## RECORDED INFORMATION

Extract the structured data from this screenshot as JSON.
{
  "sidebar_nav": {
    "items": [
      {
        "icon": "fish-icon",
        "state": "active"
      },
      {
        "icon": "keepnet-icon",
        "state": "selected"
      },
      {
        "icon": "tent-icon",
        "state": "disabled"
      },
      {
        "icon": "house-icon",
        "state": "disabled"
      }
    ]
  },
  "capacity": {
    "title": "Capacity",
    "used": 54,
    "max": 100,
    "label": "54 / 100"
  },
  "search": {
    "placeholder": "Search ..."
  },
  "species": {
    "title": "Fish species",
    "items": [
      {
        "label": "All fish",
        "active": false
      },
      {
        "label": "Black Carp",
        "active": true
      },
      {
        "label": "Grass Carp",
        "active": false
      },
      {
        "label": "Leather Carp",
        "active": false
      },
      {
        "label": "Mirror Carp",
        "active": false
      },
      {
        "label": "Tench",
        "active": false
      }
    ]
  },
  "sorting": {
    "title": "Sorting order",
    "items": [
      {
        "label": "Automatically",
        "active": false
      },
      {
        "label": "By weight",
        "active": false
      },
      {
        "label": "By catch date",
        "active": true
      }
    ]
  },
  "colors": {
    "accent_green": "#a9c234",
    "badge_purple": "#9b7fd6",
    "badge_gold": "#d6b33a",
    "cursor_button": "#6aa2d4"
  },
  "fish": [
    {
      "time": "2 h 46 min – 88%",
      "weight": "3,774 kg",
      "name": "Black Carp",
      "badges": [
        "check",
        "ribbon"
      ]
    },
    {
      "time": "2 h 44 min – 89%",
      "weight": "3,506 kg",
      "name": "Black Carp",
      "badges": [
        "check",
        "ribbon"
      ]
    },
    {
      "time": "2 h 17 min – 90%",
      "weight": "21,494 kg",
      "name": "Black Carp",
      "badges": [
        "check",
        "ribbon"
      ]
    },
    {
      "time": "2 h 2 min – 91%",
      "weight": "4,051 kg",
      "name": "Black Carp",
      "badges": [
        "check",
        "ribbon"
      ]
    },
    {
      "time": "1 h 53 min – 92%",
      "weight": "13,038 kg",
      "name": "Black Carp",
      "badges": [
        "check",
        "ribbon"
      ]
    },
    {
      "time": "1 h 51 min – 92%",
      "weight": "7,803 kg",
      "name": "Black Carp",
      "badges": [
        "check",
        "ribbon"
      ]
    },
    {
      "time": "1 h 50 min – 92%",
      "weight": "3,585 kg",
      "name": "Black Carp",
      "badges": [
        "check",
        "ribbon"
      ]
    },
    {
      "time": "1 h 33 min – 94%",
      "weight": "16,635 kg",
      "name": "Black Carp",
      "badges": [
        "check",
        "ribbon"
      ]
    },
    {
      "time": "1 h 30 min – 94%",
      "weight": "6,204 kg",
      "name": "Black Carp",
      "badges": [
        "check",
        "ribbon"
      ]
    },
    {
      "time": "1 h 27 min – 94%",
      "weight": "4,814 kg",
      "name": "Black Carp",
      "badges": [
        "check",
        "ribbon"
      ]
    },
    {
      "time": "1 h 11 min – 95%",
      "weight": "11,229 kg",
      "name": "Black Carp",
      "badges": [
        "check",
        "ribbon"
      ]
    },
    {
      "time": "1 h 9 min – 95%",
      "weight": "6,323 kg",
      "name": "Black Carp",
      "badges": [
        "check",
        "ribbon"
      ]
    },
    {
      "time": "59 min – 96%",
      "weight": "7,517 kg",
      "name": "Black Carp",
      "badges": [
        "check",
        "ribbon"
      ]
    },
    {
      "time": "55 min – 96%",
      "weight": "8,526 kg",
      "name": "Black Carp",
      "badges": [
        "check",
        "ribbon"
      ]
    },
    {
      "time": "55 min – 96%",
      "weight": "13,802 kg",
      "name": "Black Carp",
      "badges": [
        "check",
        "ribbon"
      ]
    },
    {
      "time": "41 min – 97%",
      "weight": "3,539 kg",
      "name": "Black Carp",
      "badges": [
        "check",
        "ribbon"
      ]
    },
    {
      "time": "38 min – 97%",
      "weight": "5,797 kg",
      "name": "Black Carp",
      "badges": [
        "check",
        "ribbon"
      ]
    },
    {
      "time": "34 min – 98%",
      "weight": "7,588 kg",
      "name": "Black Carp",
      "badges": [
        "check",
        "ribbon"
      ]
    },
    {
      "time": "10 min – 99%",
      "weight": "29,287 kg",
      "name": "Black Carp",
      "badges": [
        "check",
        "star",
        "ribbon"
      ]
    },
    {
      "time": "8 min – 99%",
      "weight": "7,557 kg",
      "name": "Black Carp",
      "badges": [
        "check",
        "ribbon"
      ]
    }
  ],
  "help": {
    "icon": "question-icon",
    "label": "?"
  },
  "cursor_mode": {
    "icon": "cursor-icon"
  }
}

## EXERCISE TASK
Would you reproduce all the entries exactly?

## SOLVED PROBLEM
Extract the structured data from this screenshot as JSON.
{
  "sidebar_nav": {
    "items": [
      {
        "icon": "fish-icon",
        "state": "active"
      },
      {
        "icon": "keepnet-icon",
        "state": "selected"
      },
      {
        "icon": "tent-icon",
        "state": "disabled"
      },
      {
        "icon": "house-icon",
        "state": "disabled"
      }
    ]
  },
  "capacity": {
    "title": "Capacity",
    "used": 54,
    "max": 100,
    "label": "54 / 100"
  },
  "search": {
    "placeholder": "Search ..."
  },
  "species": {
    "title": "Fish species",
    "items": [
      {
        "label": "All fish",
        "active": false
      },
      {
        "label": "Black Carp",
        "active": true
      },
      {
        "label": "Grass Carp",
        "active": false
      },
      {
        "label": "Leather Carp",
        "active": false
      },
      {
        "label": "Mirror Carp",
        "active": false
      },
      {
        "label": "Tench",
        "active": false
      }
    ]
  },
  "sorting": {
    "title": "Sorting order",
    "items": [
      {
        "label": "Automatically",
        "active": false
      },
      {
        "label": "By weight",
        "active": false
      },
      {
        "label": "By catch date",
        "active": true
      }
    ]
  },
  "colors": {
    "accent_green": "#a9c234",
    "badge_purple": "#9b7fd6",
    "badge_gold": "#d6b33a",
    "cursor_button": "#6aa2d4"
  },
  "fish": [
    {
      "time": "2 h 46 min – 88%",
      "weight": "3,774 kg",
      "name": "Black Carp",
      "badges": [
        "check",
        "ribbon"
      ]
    },
    {
      "time": "2 h 44 min – 89%",
      "weight": "3,506 kg",
      "name": "Black Carp",
      "badges": [
        "check",
        "ribbon"
      ]
    },
    {
      "time": "2 h 17 min – 90%",
      "weight": "21,494 kg",
      "name": "Black Carp",
      "badges": [
        "check",
        "ribbon"
      ]
    },
    {
      "time": "2 h 2 min – 91%",
      "weight": "4,051 kg",
      "name": "Black Carp",
      "badges": [
        "check",
        "ribbon"
      ]
    },
    {
      "time": "1 h 53 min – 92%",
      "weight": "13,038 kg",
      "name": "Black Carp",
      "badges": [
        "check",
        "ribbon"
      ]
    },
    {
      "time": "1 h 51 min – 92%",
      "weight": "7,803 kg",
      "name": "Black Carp",
      "badges": [
        "check",
        "ribbon"
      ]
    },
    {
      "time": "1 h 50 min – 92%",
      "weight": "3,585 kg",
      "name": "Black Carp",
      "badges": [
        "check",
        "ribbon"
      ]
    },
    {
      "time": "1 h 33 min – 94%",
      "weight": "16,635 kg",
      "name": "Black Carp",
      "badges": [
        "check",
        "ribbon"
      ]
    },
    {
      "time": "1 h 30 min – 94%",
      "weight": "6,204 kg",
      "name": "Black Carp",
      "badges": [
        "check",
        "ribbon"
      ]
    },
    {
      "time": "1 h 27 min – 94%",
      "weight": "4,814 kg",
      "name": "Black Carp",
      "badges": [
        "check",
        "ribbon"
      ]
    },
    {
      "time": "1 h 11 min – 95%",
      "weight": "11,229 kg",
      "name": "Black Carp",
      "badges": [
        "check",
        "ribbon"
      ]
    },
    {
      "time": "1 h 9 min – 95%",
      "weight": "6,323 kg",
      "name": "Black Carp",
      "badges": [
        "check",
        "ribbon"
      ]
    },
    {
      "time": "59 min – 96%",
      "weight": "7,517 kg",
      "name": "Black Carp",
      "badges": [
        "check",
        "ribbon"
      ]
    },
    {
      "time": "55 min – 96%",
      "weight": "8,526 kg",
      "name": "Black Carp",
      "badges": [
        "check",
        "ribbon"
      ]
    },
    {
      "time": "55 min – 96%",
      "weight": "13,802 kg",
      "name": "Black Carp",
      "badges": [
        "check",
        "ribbon"
      ]
    },
    {
      "time": "41 min – 97%",
      "weight": "3,539 kg",
      "name": "Black Carp",
      "badges": [
        "check",
        "ribbon"
      ]
    },
    {
      "time": "38 min – 97%",
      "weight": "5,797 kg",
      "name": "Black Carp",
      "badges": [
        "check",
        "ribbon"
      ]
    },
    {
      "time": "34 min – 98%",
      "weight": "7,588 kg",
      "name": "Black Carp",
      "badges": [
        "check",
        "ribbon"
      ]
    },
    {
      "time": "10 min – 99%",
      "weight": "29,287 kg",
      "name": "Black Carp",
      "badges": [
        "check",
        "star",
        "ribbon"
      ]
    },
    {
      "time": "8 min – 99%",
      "weight": "7,557 kg",
      "name": "Black Carp",
      "badges": [
        "check",
        "ribbon"
      ]
    }
  ],
  "help": {
    "icon": "question-icon",
    "label": "?"
  },
  "cursor_mode": {
    "icon": "cursor-icon"
  }
}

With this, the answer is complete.